▸ **Given instruction**:
Output all the entries word for word. Omit the pictures.

[Data entries]
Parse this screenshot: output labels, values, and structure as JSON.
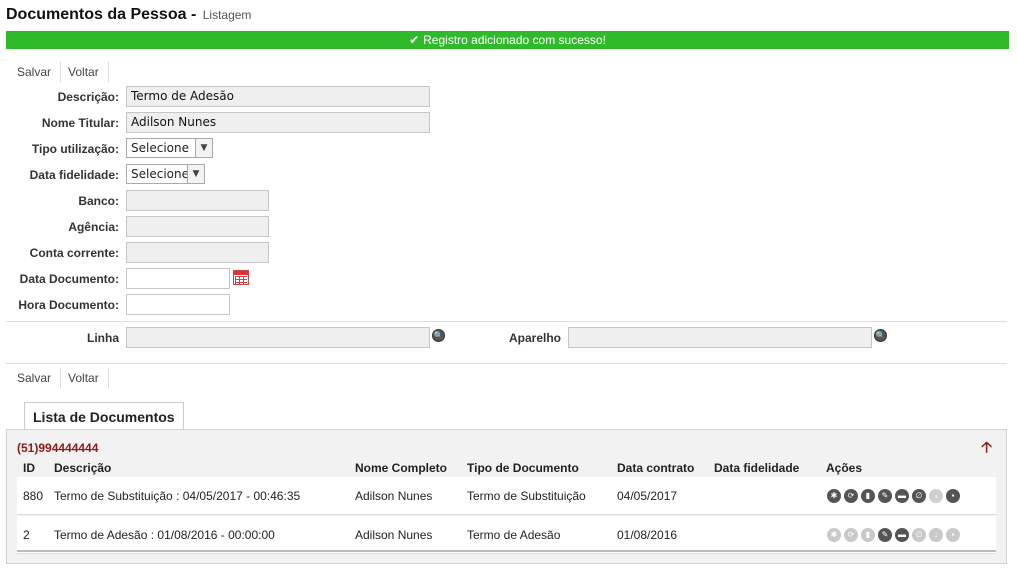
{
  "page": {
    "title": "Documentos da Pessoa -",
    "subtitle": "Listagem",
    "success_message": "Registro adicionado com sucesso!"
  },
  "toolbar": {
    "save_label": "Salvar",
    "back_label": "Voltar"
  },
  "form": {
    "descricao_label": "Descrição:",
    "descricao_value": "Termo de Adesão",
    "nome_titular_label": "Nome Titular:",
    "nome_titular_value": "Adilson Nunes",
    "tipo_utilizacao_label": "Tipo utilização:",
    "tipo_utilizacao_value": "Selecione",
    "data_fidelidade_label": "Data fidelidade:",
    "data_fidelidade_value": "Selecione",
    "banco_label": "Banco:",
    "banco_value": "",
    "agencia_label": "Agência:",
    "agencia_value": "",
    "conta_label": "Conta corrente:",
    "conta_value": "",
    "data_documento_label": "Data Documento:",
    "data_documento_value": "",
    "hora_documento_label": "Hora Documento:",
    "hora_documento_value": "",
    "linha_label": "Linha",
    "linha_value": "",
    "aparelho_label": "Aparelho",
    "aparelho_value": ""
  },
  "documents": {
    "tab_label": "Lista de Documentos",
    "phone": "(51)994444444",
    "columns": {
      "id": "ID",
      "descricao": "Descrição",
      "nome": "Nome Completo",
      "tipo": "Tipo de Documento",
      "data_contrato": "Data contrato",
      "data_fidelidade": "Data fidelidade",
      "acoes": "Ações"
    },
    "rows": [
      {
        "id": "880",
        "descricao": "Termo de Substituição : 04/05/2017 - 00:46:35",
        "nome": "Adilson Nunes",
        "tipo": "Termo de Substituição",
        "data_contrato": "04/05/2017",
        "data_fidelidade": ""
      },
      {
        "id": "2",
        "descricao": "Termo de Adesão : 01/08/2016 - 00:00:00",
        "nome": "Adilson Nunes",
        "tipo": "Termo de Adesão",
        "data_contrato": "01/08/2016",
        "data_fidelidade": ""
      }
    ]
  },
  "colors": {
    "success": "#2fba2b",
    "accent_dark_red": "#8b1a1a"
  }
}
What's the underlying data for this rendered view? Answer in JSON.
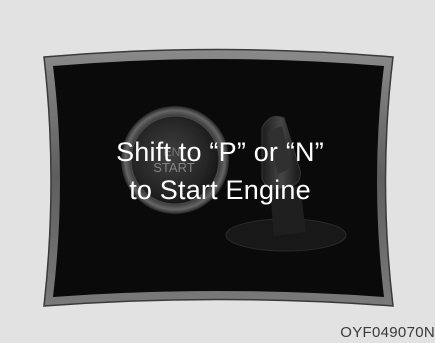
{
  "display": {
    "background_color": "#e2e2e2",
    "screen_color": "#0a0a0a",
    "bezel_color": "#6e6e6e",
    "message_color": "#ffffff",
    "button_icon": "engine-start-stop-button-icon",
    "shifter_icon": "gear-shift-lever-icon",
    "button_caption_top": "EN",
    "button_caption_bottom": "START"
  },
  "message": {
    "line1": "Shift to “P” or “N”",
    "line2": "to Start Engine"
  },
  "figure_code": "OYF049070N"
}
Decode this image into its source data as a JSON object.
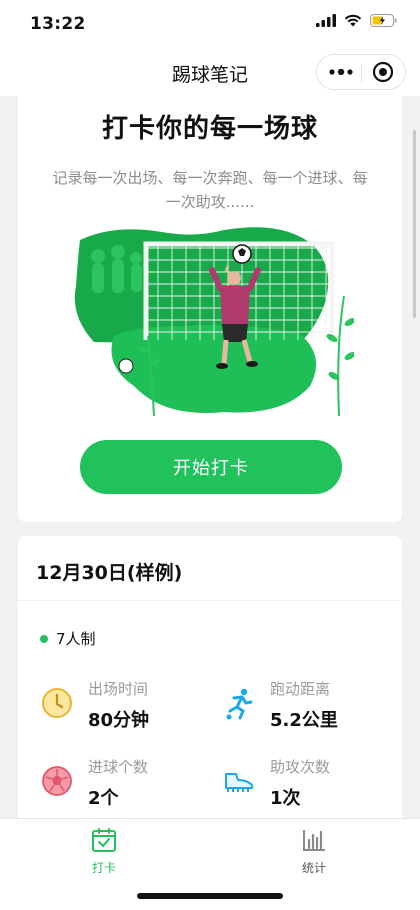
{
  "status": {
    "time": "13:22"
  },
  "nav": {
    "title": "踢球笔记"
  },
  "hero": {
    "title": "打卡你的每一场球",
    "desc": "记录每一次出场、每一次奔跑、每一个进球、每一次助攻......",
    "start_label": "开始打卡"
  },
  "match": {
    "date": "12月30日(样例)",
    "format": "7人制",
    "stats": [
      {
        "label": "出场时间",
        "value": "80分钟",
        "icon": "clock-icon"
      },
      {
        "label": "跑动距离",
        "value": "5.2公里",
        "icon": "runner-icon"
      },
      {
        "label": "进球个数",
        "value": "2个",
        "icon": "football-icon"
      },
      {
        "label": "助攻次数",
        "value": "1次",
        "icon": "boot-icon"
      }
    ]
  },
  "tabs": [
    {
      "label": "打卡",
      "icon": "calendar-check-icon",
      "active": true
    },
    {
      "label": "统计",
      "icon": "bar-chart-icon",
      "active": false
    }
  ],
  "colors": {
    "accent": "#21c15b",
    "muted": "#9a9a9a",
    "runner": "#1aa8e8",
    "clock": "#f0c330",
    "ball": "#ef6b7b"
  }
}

▸ **The output**:
Parse this screenshot: output labels, values, and structure as JSON.
{
  "page": {
    "title": "Documentos da Pessoa -",
    "subtitle": "Listagem",
    "success_message": "Registro adicionado com sucesso!"
  },
  "toolbar": {
    "save_label": "Salvar",
    "back_label": "Voltar"
  },
  "form": {
    "descricao_label": "Descrição:",
    "descricao_value": "Termo de Adesão",
    "nome_titular_label": "Nome Titular:",
    "nome_titular_value": "Adilson Nunes",
    "tipo_utilizacao_label": "Tipo utilização:",
    "tipo_utilizacao_value": "Selecione",
    "data_fidelidade_label": "Data fidelidade:",
    "data_fidelidade_value": "Selecione",
    "banco_label": "Banco:",
    "banco_value": "",
    "agencia_label": "Agência:",
    "agencia_value": "",
    "conta_label": "Conta corrente:",
    "conta_value": "",
    "data_documento_label": "Data Documento:",
    "data_documento_value": "",
    "hora_documento_label": "Hora Documento:",
    "hora_documento_value": "",
    "linha_label": "Linha",
    "linha_value": "",
    "aparelho_label": "Aparelho",
    "aparelho_value": ""
  },
  "documents": {
    "tab_label": "Lista de Documentos",
    "phone": "(51)994444444",
    "columns": {
      "id": "ID",
      "descricao": "Descrição",
      "nome": "Nome Completo",
      "tipo": "Tipo de Documento",
      "data_contrato": "Data contrato",
      "data_fidelidade": "Data fidelidade",
      "acoes": "Ações"
    },
    "rows": [
      {
        "id": "880",
        "descricao": "Termo de Substituição : 04/05/2017 - 00:46:35",
        "nome": "Adilson Nunes",
        "tipo": "Termo de Substituição",
        "data_contrato": "04/05/2017",
        "data_fidelidade": ""
      },
      {
        "id": "2",
        "descricao": "Termo de Adesão : 01/08/2016 - 00:00:00",
        "nome": "Adilson Nunes",
        "tipo": "Termo de Adesão",
        "data_contrato": "01/08/2016",
        "data_fidelidade": ""
      }
    ]
  },
  "colors": {
    "success": "#2fba2b",
    "accent_dark_red": "#8b1a1a"
  }
}
What's the underlying data for this rendered view? Answer in JSON.
{
  "display": {
    "background_color": "#e2e2e2",
    "screen_color": "#0a0a0a",
    "bezel_color": "#6e6e6e",
    "message_color": "#ffffff",
    "button_icon": "engine-start-stop-button-icon",
    "shifter_icon": "gear-shift-lever-icon",
    "button_caption_top": "EN",
    "button_caption_bottom": "START"
  },
  "message": {
    "line1": "Shift to “P” or “N”",
    "line2": "to Start Engine"
  },
  "figure_code": "OYF049070N"
}
Decode this image into its source data as a JSON object.
{
  "status": {
    "time": "13:22"
  },
  "nav": {
    "title": "踢球笔记"
  },
  "hero": {
    "title": "打卡你的每一场球",
    "desc": "记录每一次出场、每一次奔跑、每一个进球、每一次助攻......",
    "start_label": "开始打卡"
  },
  "match": {
    "date": "12月30日(样例)",
    "format": "7人制",
    "stats": [
      {
        "label": "出场时间",
        "value": "80分钟",
        "icon": "clock-icon"
      },
      {
        "label": "跑动距离",
        "value": "5.2公里",
        "icon": "runner-icon"
      },
      {
        "label": "进球个数",
        "value": "2个",
        "icon": "football-icon"
      },
      {
        "label": "助攻次数",
        "value": "1次",
        "icon": "boot-icon"
      }
    ]
  },
  "tabs": [
    {
      "label": "打卡",
      "icon": "calendar-check-icon",
      "active": true
    },
    {
      "label": "统计",
      "icon": "bar-chart-icon",
      "active": false
    }
  ],
  "colors": {
    "accent": "#21c15b",
    "muted": "#9a9a9a",
    "runner": "#1aa8e8",
    "clock": "#f0c330",
    "ball": "#ef6b7b"
  }
}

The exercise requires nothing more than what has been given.